Spot every line with the word "that" and return it.

(Given information):

* * * * * * *

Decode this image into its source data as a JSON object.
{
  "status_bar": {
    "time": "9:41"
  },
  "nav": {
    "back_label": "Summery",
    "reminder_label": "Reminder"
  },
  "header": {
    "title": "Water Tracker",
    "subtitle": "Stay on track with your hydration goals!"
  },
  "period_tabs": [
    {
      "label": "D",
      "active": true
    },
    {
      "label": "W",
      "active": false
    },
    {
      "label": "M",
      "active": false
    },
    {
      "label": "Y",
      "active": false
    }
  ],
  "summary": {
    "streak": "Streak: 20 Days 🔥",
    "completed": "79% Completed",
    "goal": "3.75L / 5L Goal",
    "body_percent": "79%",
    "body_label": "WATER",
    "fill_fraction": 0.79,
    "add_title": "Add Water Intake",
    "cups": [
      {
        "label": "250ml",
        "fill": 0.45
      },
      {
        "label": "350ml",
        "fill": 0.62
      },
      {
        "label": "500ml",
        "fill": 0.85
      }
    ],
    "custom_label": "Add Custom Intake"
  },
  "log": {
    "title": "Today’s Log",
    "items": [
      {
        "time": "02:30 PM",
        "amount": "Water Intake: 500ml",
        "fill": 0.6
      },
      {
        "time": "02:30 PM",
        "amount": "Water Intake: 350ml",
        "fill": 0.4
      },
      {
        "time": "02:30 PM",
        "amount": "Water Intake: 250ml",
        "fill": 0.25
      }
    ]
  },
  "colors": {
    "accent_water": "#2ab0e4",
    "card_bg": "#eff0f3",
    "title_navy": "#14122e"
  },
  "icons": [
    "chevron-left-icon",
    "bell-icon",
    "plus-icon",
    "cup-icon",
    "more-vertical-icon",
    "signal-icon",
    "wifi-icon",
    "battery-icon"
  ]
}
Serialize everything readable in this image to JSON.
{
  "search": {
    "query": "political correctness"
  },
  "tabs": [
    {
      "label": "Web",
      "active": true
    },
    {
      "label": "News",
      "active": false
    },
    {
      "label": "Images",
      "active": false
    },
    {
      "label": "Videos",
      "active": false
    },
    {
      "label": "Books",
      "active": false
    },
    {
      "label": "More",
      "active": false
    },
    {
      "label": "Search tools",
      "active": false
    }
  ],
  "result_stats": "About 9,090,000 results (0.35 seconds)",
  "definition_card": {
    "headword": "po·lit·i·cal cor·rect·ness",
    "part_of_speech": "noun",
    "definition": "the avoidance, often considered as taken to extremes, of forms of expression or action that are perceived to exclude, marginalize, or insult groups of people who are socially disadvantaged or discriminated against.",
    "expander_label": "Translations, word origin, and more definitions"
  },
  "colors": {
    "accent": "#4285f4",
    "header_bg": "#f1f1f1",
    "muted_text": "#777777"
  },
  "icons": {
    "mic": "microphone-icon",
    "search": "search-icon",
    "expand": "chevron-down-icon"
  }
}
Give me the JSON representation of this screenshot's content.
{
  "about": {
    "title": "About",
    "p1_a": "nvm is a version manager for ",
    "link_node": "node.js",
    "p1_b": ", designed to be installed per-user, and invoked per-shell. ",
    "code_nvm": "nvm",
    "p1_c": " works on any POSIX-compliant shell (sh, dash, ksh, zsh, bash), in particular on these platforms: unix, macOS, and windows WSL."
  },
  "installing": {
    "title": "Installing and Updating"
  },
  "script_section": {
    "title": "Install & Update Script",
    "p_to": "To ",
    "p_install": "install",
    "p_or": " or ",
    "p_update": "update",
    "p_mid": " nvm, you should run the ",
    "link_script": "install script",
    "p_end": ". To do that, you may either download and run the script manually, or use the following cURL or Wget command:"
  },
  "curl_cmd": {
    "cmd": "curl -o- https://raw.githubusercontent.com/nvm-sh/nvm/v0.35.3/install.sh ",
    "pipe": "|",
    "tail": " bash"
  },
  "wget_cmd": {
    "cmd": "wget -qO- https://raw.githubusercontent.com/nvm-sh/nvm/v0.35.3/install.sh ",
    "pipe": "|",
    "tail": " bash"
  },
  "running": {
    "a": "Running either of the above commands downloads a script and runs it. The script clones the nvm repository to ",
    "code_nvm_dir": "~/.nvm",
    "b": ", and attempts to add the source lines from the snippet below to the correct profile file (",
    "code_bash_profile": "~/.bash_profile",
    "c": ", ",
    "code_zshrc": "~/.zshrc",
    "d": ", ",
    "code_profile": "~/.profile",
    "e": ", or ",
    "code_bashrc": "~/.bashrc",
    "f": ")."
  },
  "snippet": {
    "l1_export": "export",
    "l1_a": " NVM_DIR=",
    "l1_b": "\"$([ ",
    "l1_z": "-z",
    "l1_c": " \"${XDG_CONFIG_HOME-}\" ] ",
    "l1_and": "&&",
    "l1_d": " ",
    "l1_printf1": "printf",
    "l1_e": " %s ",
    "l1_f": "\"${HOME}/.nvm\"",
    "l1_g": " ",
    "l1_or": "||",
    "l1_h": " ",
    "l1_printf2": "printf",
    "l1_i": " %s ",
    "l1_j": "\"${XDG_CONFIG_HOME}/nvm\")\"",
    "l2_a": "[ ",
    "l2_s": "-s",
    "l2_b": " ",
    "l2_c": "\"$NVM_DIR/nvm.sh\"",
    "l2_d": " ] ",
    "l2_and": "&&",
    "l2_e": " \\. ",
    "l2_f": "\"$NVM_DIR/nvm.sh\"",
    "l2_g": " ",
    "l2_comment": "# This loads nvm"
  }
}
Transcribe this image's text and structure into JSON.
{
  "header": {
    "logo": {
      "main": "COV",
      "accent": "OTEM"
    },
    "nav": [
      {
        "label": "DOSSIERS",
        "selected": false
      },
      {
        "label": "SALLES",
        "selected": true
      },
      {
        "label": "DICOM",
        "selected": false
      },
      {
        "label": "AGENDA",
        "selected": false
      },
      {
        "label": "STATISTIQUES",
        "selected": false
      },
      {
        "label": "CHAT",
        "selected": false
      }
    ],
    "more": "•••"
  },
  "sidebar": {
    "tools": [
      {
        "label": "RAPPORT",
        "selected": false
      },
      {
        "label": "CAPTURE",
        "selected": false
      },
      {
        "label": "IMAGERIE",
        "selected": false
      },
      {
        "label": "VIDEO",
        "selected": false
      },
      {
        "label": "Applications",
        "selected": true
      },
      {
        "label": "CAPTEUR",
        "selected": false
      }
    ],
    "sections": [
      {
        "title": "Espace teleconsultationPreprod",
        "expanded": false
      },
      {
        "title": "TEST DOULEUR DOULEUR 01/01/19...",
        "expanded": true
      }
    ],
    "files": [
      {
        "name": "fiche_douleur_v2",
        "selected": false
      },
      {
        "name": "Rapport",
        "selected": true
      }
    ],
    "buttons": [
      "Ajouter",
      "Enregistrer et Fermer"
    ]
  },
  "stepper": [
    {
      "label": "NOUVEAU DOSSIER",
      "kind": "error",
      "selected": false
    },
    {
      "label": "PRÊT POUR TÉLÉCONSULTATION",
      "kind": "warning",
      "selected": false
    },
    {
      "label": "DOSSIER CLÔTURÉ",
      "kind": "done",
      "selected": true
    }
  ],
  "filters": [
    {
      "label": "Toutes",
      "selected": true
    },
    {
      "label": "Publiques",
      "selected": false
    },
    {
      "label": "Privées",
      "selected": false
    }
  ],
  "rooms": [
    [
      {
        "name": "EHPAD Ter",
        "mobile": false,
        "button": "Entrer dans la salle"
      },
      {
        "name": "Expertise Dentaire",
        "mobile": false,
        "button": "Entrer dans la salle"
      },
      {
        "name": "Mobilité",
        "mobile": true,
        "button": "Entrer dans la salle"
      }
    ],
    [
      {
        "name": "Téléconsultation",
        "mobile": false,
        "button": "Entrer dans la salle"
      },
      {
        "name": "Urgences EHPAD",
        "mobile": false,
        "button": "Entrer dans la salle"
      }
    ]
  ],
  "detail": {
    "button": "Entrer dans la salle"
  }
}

* * * * * * *

(Full solution):
    "definition": "the avoidance, often considered as taken to extremes, of forms of expression or action that are perceived to exclude, marginalize, or insult groups of people who are socially disadvantaged or discriminated against.",
    "p_end": ". To do that, you may either download and run the script manually, or use the following cURL or Wget command:"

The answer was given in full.